Start of Record set

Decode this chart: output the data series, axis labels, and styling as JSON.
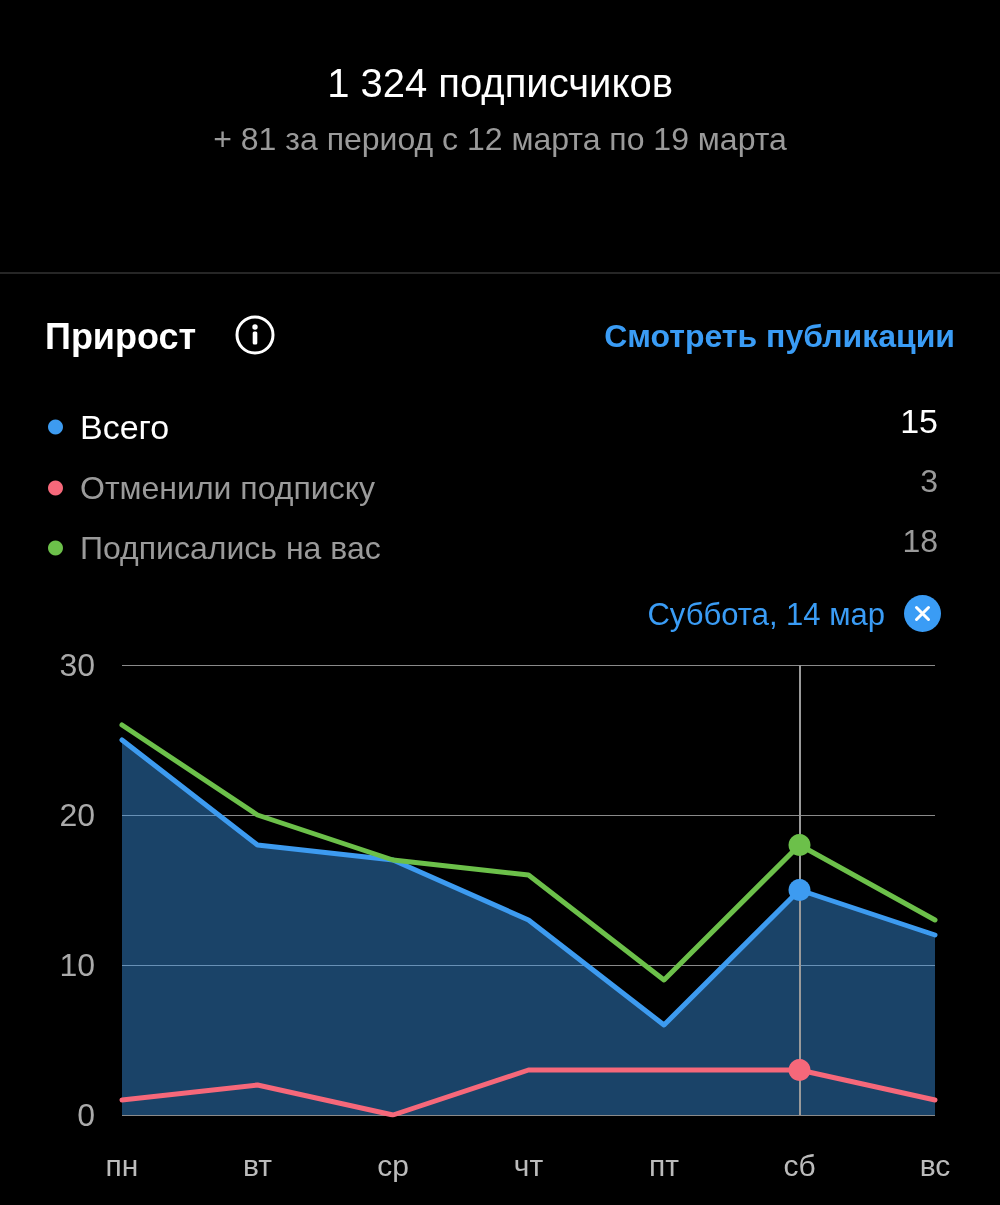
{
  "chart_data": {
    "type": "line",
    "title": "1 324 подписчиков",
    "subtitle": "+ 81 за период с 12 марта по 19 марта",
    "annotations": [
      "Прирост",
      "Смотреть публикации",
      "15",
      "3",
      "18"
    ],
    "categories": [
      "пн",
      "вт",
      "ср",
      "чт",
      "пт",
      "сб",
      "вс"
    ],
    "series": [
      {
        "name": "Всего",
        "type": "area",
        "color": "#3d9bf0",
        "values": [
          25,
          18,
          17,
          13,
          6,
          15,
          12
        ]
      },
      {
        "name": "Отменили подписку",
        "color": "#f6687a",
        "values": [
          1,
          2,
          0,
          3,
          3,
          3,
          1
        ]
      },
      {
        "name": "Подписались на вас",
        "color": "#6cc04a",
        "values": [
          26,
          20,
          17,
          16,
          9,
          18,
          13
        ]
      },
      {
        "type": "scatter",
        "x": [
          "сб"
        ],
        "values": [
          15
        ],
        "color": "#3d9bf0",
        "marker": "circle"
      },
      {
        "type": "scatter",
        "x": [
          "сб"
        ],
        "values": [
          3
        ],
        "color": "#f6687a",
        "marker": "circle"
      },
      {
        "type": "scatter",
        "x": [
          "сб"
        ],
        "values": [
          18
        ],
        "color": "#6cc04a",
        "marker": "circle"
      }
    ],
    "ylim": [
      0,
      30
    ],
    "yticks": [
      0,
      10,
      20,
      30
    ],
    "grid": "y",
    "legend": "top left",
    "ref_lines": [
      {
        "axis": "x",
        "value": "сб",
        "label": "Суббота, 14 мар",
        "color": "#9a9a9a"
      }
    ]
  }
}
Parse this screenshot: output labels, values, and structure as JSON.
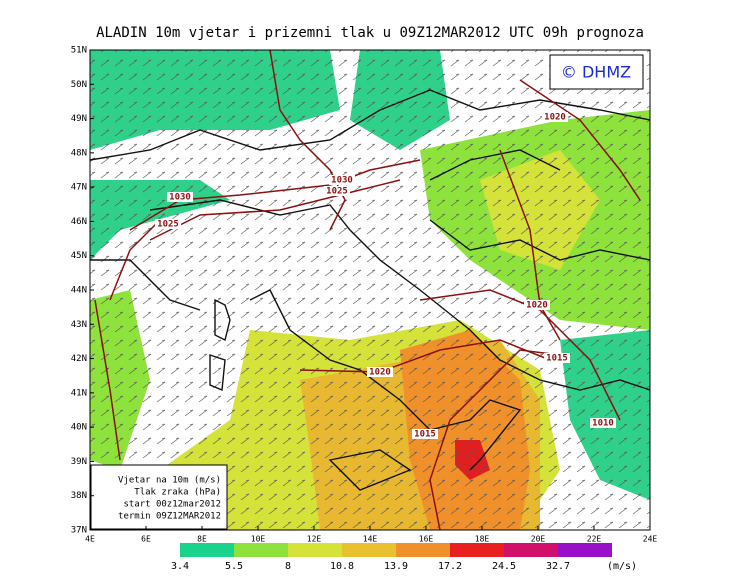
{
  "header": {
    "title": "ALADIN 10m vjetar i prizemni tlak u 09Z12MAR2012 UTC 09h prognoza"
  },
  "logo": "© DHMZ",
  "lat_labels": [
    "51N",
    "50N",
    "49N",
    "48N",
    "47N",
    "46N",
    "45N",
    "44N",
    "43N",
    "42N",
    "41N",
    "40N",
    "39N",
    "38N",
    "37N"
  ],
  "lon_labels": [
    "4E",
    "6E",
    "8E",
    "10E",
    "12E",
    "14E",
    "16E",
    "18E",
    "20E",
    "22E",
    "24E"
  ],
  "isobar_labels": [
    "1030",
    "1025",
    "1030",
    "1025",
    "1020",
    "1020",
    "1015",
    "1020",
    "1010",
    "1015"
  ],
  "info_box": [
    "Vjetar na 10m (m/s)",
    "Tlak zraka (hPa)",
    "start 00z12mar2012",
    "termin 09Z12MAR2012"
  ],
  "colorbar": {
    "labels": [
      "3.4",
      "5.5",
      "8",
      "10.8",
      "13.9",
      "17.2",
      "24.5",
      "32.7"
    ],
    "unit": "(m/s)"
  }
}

End of Record set

Problem to work on | Identify how many lines in the entries above include the string "JSON", then state that number alone.

Solved exercise | 2